• What to produce: Will you quote all of the entries, word for word?

— Begin Exercise inputs —

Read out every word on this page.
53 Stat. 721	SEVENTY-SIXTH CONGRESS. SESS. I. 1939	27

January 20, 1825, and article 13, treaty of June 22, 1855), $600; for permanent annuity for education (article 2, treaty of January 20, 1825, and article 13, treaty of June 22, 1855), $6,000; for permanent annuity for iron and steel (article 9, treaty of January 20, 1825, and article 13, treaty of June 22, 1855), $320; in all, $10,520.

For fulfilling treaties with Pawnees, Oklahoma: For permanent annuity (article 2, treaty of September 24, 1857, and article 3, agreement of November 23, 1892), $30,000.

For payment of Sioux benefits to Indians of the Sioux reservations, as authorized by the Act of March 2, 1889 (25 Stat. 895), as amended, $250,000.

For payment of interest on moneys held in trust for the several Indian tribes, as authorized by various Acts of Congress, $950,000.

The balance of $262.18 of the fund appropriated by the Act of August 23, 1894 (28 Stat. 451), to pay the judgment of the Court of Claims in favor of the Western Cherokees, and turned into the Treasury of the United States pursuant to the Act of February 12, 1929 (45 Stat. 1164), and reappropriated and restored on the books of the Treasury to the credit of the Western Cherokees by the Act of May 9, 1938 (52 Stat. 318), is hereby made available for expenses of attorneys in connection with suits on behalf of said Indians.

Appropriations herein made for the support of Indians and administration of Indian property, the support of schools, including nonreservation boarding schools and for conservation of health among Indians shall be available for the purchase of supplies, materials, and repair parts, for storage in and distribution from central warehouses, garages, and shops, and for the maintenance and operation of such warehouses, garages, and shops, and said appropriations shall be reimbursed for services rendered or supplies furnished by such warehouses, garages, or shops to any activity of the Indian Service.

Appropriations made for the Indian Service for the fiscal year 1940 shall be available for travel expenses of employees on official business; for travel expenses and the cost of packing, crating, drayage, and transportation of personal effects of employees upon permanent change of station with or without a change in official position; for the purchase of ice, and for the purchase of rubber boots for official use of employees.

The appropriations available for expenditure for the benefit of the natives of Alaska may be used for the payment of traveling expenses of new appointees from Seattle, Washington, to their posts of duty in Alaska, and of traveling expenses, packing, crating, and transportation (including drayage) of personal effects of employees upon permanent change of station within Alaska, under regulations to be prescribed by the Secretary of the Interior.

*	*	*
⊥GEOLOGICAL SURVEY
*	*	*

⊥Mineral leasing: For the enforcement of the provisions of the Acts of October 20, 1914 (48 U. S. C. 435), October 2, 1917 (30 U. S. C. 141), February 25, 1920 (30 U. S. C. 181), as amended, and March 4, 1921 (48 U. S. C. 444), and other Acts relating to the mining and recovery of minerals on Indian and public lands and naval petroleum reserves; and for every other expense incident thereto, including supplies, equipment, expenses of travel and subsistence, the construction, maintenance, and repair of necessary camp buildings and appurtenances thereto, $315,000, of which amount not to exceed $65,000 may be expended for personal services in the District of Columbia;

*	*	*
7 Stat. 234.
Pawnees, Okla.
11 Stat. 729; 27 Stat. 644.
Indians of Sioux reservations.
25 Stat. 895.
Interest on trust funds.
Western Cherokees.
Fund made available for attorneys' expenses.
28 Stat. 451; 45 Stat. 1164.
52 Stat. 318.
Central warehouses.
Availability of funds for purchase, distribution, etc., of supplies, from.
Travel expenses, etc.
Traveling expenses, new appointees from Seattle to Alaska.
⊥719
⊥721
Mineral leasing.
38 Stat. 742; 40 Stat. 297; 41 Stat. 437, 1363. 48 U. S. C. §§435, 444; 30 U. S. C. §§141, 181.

— End Exercise inputs —

• Answer below:
Read out every word on this page.
53 Stat. 721	SEVENTY-SIXTH CONGRESS. SESS. I. 1939	27

January 20, 1825, and article 13, treaty of June 22, 1855), $600; for permanent annuity for education (article 2, treaty of January 20, 1825, and article 13, treaty of June 22, 1855), $6,000; for permanent annuity for iron and steel (article 9, treaty of January 20, 1825, and article 13, treaty of June 22, 1855), $320; in all, $10,520.

For fulfilling treaties with Pawnees, Oklahoma: For permanent annuity (article 2, treaty of September 24, 1857, and article 3, agreement of November 23, 1892), $30,000.

For payment of Sioux benefits to Indians of the Sioux reservations, as authorized by the Act of March 2, 1889 (25 Stat. 895), as amended, $250,000.

For payment of interest on moneys held in trust for the several Indian tribes, as authorized by various Acts of Congress, $950,000.

The balance of $262.18 of the fund appropriated by the Act of August 23, 1894 (28 Stat. 451), to pay the judgment of the Court of Claims in favor of the Western Cherokees, and turned into the Treasury of the United States pursuant to the Act of February 12, 1929 (45 Stat. 1164), and reappropriated and restored on the books of the Treasury to the credit of the Western Cherokees by the Act of May 9, 1938 (52 Stat. 318), is hereby made available for expenses of attorneys in connection with suits on behalf of said Indians.

Appropriations herein made for the support of Indians and administration of Indian property, the support of schools, including nonreservation boarding schools and for conservation of health among Indians shall be available for the purchase of supplies, materials, and repair parts, for storage in and distribution from central warehouses, garages, and shops, and for the maintenance and operation of such warehouses, garages, and shops, and said appropriations shall be reimbursed for services rendered or supplies furnished by such warehouses, garages, or shops to any activity of the Indian Service.

Appropriations made for the Indian Service for the fiscal year 1940 shall be available for travel expenses of employees on official business; for travel expenses and the cost of packing, crating, drayage, and transportation of personal effects of employees upon permanent change of station with or without a change in official position; for the purchase of ice, and for the purchase of rubber boots for official use of employees.

The appropriations available for expenditure for the benefit of the natives of Alaska may be used for the payment of traveling expenses of new appointees from Seattle, Washington, to their posts of duty in Alaska, and of traveling expenses, packing, crating, and transportation (including drayage) of personal effects of employees upon permanent change of station within Alaska, under regulations to be prescribed by the Secretary of the Interior.

*	*	*
⊥GEOLOGICAL SURVEY
*	*	*

⊥Mineral leasing: For the enforcement of the provisions of the Acts of October 20, 1914 (48 U. S. C. 435), October 2, 1917 (30 U. S. C. 141), February 25, 1920 (30 U. S. C. 181), as amended, and March 4, 1921 (48 U. S. C. 444), and other Acts relating to the mining and recovery of minerals on Indian and public lands and naval petroleum reserves; and for every other expense incident thereto, including supplies, equipment, expenses of travel and subsistence, the construction, maintenance, and repair of necessary camp buildings and appurtenances thereto, $315,000, of which amount not to exceed $65,000 may be expended for personal services in the District of Columbia;

*	*	*
7 Stat. 234.
Pawnees, Okla.
11 Stat. 729; 27 Stat. 644.
Indians of Sioux reservations.
25 Stat. 895.
Interest on trust funds.
Western Cherokees.
Fund made available for attorneys' expenses.
28 Stat. 451; 45 Stat. 1164.
52 Stat. 318.
Central warehouses.
Availability of funds for purchase, distribution, etc., of supplies, from.
Travel expenses, etc.
Traveling expenses, new appointees from Seattle to Alaska.
⊥719
⊥721
Mineral leasing.
38 Stat. 742; 40 Stat. 297; 41 Stat. 437, 1363. 48 U. S. C. §§435, 444; 30 U. S. C. §§141, 181.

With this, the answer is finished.